**To be done**
How many lines of the records hold the string "style"? Reply with the number alone.

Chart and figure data
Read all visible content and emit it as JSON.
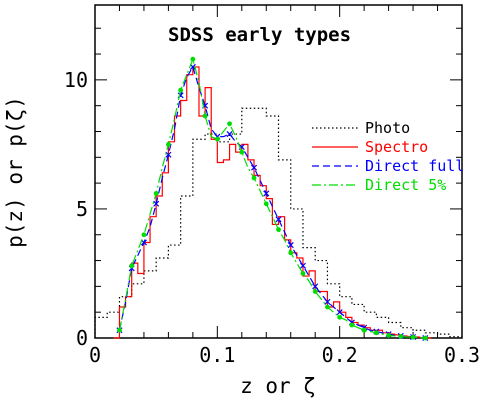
{
  "chart_data": {
    "type": "line",
    "title": "SDSS early types",
    "xlabel": "z or ζ",
    "ylabel": "p(z) or p(ζ)",
    "xlim": [
      0,
      0.3
    ],
    "ylim": [
      0,
      13
    ],
    "x_ticks": [
      "0",
      "0.1",
      "0.2",
      "0.3"
    ],
    "y_ticks": [
      "0",
      "5",
      "10"
    ],
    "legend_position": "right-center",
    "series": [
      {
        "name": "Photo",
        "style": "step-dotted",
        "color": "#000000",
        "x": [
          0.0,
          0.01,
          0.02,
          0.03,
          0.04,
          0.05,
          0.06,
          0.07,
          0.08,
          0.09,
          0.1,
          0.11,
          0.12,
          0.13,
          0.14,
          0.15,
          0.16,
          0.17,
          0.18,
          0.19,
          0.2,
          0.21,
          0.22,
          0.23,
          0.24,
          0.25,
          0.26,
          0.27,
          0.28,
          0.29
        ],
        "y": [
          0.8,
          1.0,
          1.6,
          2.1,
          2.6,
          3.1,
          3.6,
          5.5,
          7.7,
          7.9,
          7.6,
          7.9,
          8.9,
          8.9,
          8.6,
          6.9,
          5.0,
          3.5,
          3.0,
          2.1,
          1.6,
          1.3,
          1.0,
          0.8,
          0.6,
          0.4,
          0.3,
          0.2,
          0.15,
          0.05
        ]
      },
      {
        "name": "Spectro",
        "style": "step-solid",
        "color": "#ff0000",
        "x": [
          0.015,
          0.02,
          0.025,
          0.03,
          0.035,
          0.04,
          0.045,
          0.05,
          0.055,
          0.06,
          0.065,
          0.07,
          0.075,
          0.08,
          0.085,
          0.09,
          0.095,
          0.1,
          0.105,
          0.11,
          0.115,
          0.12,
          0.125,
          0.13,
          0.135,
          0.14,
          0.145,
          0.15,
          0.155,
          0.16,
          0.165,
          0.17,
          0.175,
          0.18,
          0.185,
          0.19,
          0.195,
          0.2,
          0.205,
          0.21,
          0.215,
          0.22,
          0.225,
          0.23,
          0.235,
          0.24,
          0.245,
          0.25,
          0.255,
          0.26,
          0.265,
          0.27
        ],
        "y": [
          0.0,
          1.2,
          1.6,
          2.9,
          2.5,
          3.7,
          4.7,
          5.5,
          6.4,
          7.6,
          8.6,
          9.2,
          10.2,
          10.5,
          8.6,
          9.7,
          7.7,
          6.8,
          6.9,
          7.5,
          7.2,
          7.5,
          6.9,
          6.3,
          5.9,
          5.4,
          4.4,
          4.7,
          3.8,
          3.3,
          3.1,
          2.4,
          2.6,
          1.8,
          1.8,
          1.2,
          1.4,
          1.0,
          0.8,
          0.6,
          0.5,
          0.4,
          0.3,
          0.3,
          0.2,
          0.15,
          0.12,
          0.08,
          0.06,
          0.04,
          0.02,
          0.0
        ]
      },
      {
        "name": "Direct full",
        "style": "dashed",
        "color": "#0000ff",
        "x": [
          0.02,
          0.025,
          0.03,
          0.035,
          0.04,
          0.045,
          0.05,
          0.055,
          0.06,
          0.065,
          0.07,
          0.075,
          0.08,
          0.085,
          0.09,
          0.095,
          0.1,
          0.105,
          0.11,
          0.115,
          0.12,
          0.125,
          0.13,
          0.135,
          0.14,
          0.145,
          0.15,
          0.155,
          0.16,
          0.165,
          0.17,
          0.175,
          0.18,
          0.185,
          0.19,
          0.195,
          0.2,
          0.205,
          0.21,
          0.215,
          0.22,
          0.225,
          0.23,
          0.235,
          0.24,
          0.245,
          0.25,
          0.255,
          0.26,
          0.265,
          0.27
        ],
        "y": [
          0.3,
          1.4,
          2.7,
          3.2,
          3.7,
          4.3,
          5.2,
          6.2,
          7.1,
          8.1,
          9.4,
          10.1,
          10.5,
          9.7,
          9.0,
          8.1,
          7.8,
          7.8,
          7.9,
          7.6,
          7.4,
          7.0,
          6.6,
          6.1,
          5.6,
          5.1,
          4.6,
          4.1,
          3.6,
          3.2,
          2.8,
          2.4,
          2.0,
          1.7,
          1.4,
          1.2,
          1.0,
          0.8,
          0.6,
          0.5,
          0.4,
          0.3,
          0.25,
          0.2,
          0.15,
          0.1,
          0.08,
          0.06,
          0.04,
          0.02,
          0.0
        ]
      },
      {
        "name": "Direct 5%",
        "style": "dashdot",
        "color": "#00dd00",
        "x": [
          0.02,
          0.025,
          0.03,
          0.035,
          0.04,
          0.045,
          0.05,
          0.055,
          0.06,
          0.065,
          0.07,
          0.075,
          0.08,
          0.085,
          0.09,
          0.095,
          0.1,
          0.105,
          0.11,
          0.115,
          0.12,
          0.125,
          0.13,
          0.135,
          0.14,
          0.145,
          0.15,
          0.155,
          0.16,
          0.165,
          0.17,
          0.175,
          0.18,
          0.185,
          0.19,
          0.195,
          0.2,
          0.205,
          0.21,
          0.215,
          0.22,
          0.225,
          0.23,
          0.235,
          0.24,
          0.245,
          0.25,
          0.255,
          0.26,
          0.265,
          0.27
        ],
        "y": [
          0.3,
          1.5,
          2.8,
          3.4,
          4.0,
          4.8,
          5.6,
          6.6,
          7.5,
          8.5,
          9.6,
          10.2,
          10.8,
          9.9,
          8.6,
          7.8,
          7.7,
          8.0,
          8.3,
          7.8,
          7.2,
          6.6,
          6.2,
          5.7,
          5.2,
          4.7,
          4.2,
          3.8,
          3.3,
          2.9,
          2.5,
          2.2,
          1.8,
          1.5,
          1.2,
          1.0,
          0.8,
          0.7,
          0.5,
          0.4,
          0.3,
          0.25,
          0.2,
          0.15,
          0.1,
          0.08,
          0.06,
          0.04,
          0.03,
          0.02,
          0.0
        ]
      }
    ]
  }
}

**Exercise solution**
4